* BEGIN *

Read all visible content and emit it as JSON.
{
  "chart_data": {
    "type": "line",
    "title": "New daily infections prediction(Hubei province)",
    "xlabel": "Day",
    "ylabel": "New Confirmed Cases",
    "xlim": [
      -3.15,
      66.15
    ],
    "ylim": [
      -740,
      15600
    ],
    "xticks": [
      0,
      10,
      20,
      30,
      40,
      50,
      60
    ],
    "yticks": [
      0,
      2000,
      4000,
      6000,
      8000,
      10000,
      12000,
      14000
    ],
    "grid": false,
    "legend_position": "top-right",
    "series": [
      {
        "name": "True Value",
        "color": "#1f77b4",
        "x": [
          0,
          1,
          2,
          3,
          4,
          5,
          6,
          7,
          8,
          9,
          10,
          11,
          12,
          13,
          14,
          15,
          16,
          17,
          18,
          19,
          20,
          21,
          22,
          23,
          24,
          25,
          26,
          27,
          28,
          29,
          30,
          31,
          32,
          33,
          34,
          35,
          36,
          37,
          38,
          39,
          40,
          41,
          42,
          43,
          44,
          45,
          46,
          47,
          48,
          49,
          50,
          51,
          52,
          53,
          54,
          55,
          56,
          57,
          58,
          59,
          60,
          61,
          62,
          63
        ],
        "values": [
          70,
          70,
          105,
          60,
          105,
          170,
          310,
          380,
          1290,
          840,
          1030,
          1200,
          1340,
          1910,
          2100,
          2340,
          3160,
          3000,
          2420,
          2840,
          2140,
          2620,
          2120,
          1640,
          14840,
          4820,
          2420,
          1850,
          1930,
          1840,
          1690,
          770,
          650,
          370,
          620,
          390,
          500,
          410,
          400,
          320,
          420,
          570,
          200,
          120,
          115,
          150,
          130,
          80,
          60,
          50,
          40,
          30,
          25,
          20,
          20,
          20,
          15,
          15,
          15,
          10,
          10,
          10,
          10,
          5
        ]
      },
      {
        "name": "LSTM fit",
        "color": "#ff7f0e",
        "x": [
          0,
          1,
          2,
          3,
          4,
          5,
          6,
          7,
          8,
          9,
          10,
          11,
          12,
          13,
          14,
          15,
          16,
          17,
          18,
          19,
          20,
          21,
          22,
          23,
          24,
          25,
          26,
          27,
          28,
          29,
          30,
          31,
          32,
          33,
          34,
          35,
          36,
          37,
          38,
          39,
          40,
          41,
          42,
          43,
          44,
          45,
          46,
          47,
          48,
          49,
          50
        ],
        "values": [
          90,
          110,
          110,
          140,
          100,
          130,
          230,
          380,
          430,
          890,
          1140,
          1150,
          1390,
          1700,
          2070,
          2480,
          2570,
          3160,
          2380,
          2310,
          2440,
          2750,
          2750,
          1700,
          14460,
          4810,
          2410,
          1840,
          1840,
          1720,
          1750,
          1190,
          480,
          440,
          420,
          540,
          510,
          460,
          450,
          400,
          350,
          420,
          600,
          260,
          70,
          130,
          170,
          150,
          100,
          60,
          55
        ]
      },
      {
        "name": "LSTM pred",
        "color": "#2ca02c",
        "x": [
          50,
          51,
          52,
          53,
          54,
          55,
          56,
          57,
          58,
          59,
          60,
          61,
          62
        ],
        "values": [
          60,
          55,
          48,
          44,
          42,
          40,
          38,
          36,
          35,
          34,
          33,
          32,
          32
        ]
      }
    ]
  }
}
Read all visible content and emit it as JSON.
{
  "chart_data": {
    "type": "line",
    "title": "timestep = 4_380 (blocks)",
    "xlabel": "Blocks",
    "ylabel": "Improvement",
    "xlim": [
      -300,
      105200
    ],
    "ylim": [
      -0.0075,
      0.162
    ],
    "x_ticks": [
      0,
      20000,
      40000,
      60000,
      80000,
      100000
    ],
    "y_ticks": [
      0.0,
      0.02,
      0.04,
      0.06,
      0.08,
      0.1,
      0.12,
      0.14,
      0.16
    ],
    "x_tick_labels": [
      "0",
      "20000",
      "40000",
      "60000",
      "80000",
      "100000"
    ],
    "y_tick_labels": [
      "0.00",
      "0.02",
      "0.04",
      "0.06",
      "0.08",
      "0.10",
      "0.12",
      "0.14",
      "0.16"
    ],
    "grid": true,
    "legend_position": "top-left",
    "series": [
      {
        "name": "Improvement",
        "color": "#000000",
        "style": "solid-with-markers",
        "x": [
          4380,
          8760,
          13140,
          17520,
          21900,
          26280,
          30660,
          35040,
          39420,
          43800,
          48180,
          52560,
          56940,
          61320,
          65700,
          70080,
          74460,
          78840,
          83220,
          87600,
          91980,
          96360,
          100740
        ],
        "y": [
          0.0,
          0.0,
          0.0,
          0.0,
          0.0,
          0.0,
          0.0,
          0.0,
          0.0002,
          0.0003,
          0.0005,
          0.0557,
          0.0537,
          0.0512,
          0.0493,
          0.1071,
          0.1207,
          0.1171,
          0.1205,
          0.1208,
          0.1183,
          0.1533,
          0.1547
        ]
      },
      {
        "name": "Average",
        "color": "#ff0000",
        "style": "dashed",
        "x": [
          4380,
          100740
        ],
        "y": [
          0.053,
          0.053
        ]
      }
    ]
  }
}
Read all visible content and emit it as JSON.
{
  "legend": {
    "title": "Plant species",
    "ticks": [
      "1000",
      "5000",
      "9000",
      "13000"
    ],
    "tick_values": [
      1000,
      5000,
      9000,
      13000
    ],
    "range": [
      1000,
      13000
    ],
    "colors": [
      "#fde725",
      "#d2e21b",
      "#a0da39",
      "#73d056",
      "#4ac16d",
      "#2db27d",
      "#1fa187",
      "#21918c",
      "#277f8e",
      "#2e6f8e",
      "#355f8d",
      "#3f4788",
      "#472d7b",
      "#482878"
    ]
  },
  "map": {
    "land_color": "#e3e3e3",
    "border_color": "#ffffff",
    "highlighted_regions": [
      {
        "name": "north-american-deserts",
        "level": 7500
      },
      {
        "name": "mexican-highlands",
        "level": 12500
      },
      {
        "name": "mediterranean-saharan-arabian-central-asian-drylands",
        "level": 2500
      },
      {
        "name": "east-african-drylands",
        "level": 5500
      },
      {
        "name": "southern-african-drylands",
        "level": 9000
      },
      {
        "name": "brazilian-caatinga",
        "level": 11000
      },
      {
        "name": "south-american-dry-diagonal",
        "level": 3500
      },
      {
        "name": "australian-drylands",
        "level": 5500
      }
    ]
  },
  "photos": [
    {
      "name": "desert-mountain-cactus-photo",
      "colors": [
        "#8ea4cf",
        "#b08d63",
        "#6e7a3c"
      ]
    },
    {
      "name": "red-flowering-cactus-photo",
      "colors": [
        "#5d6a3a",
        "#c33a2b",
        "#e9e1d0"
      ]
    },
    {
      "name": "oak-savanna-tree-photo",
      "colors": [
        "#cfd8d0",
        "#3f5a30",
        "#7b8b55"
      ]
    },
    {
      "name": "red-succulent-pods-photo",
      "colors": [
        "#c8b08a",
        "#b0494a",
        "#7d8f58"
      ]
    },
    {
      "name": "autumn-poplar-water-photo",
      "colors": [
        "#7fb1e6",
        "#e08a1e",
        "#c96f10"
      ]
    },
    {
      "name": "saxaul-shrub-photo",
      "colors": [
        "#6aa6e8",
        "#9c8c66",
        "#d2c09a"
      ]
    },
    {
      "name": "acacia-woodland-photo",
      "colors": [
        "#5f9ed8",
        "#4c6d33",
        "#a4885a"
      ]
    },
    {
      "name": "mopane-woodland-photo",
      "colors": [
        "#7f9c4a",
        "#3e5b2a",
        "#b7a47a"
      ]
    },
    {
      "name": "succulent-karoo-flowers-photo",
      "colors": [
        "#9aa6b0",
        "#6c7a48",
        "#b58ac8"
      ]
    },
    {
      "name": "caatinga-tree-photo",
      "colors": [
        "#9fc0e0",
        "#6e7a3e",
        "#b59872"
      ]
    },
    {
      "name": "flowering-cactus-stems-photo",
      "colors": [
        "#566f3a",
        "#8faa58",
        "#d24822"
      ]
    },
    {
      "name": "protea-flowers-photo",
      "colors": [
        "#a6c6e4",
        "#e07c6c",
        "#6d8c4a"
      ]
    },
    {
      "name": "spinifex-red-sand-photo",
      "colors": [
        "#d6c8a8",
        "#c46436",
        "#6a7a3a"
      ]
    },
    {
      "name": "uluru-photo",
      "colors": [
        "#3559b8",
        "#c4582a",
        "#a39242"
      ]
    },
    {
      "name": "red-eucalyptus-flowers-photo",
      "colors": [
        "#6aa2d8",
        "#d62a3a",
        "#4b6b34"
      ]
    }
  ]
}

* END *

* [REQUEST]: List all lines where "level" occurs.

* [COMPLETE ANSWER]:
        "level": 7500
        "level": 12500
        "level": 2500
        "level": 5500
        "level": 9000
        "level": 11000
        "level": 3500
        "level": 5500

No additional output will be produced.